:: Exercise directions ::
What follows is a listing; restate every line of it word for word.

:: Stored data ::
## Begin
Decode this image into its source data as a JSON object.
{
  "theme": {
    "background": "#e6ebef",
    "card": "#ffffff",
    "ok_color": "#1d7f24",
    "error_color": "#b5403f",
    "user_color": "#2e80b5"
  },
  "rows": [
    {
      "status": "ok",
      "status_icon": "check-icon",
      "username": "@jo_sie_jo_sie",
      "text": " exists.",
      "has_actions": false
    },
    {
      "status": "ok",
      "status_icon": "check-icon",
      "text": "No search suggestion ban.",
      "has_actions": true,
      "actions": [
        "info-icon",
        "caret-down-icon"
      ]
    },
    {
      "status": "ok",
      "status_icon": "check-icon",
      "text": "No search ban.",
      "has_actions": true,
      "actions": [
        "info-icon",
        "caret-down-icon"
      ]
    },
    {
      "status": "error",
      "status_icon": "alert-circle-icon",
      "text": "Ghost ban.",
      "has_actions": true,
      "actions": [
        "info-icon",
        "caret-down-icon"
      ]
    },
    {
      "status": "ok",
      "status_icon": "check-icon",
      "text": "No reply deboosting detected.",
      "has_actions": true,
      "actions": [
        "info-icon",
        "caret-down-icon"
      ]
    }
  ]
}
## End
:: Result ::
Decode this image into its source data as a JSON object.
{
  "theme": {
    "background": "#e6ebef",
    "card": "#ffffff",
    "ok_color": "#1d7f24",
    "error_color": "#b5403f",
    "user_color": "#2e80b5"
  },
  "rows": [
    {
      "status": "ok",
      "status_icon": "check-icon",
      "username": "@jo_sie_jo_sie",
      "text": " exists.",
      "has_actions": false
    },
    {
      "status": "ok",
      "status_icon": "check-icon",
      "text": "No search suggestion ban.",
      "has_actions": true,
      "actions": [
        "info-icon",
        "caret-down-icon"
      ]
    },
    {
      "status": "ok",
      "status_icon": "check-icon",
      "text": "No search ban.",
      "has_actions": true,
      "actions": [
        "info-icon",
        "caret-down-icon"
      ]
    },
    {
      "status": "error",
      "status_icon": "alert-circle-icon",
      "text": "Ghost ban.",
      "has_actions": true,
      "actions": [
        "info-icon",
        "caret-down-icon"
      ]
    },
    {
      "status": "ok",
      "status_icon": "check-icon",
      "text": "No reply deboosting detected.",
      "has_actions": true,
      "actions": [
        "info-icon",
        "caret-down-icon"
      ]
    }
  ]
}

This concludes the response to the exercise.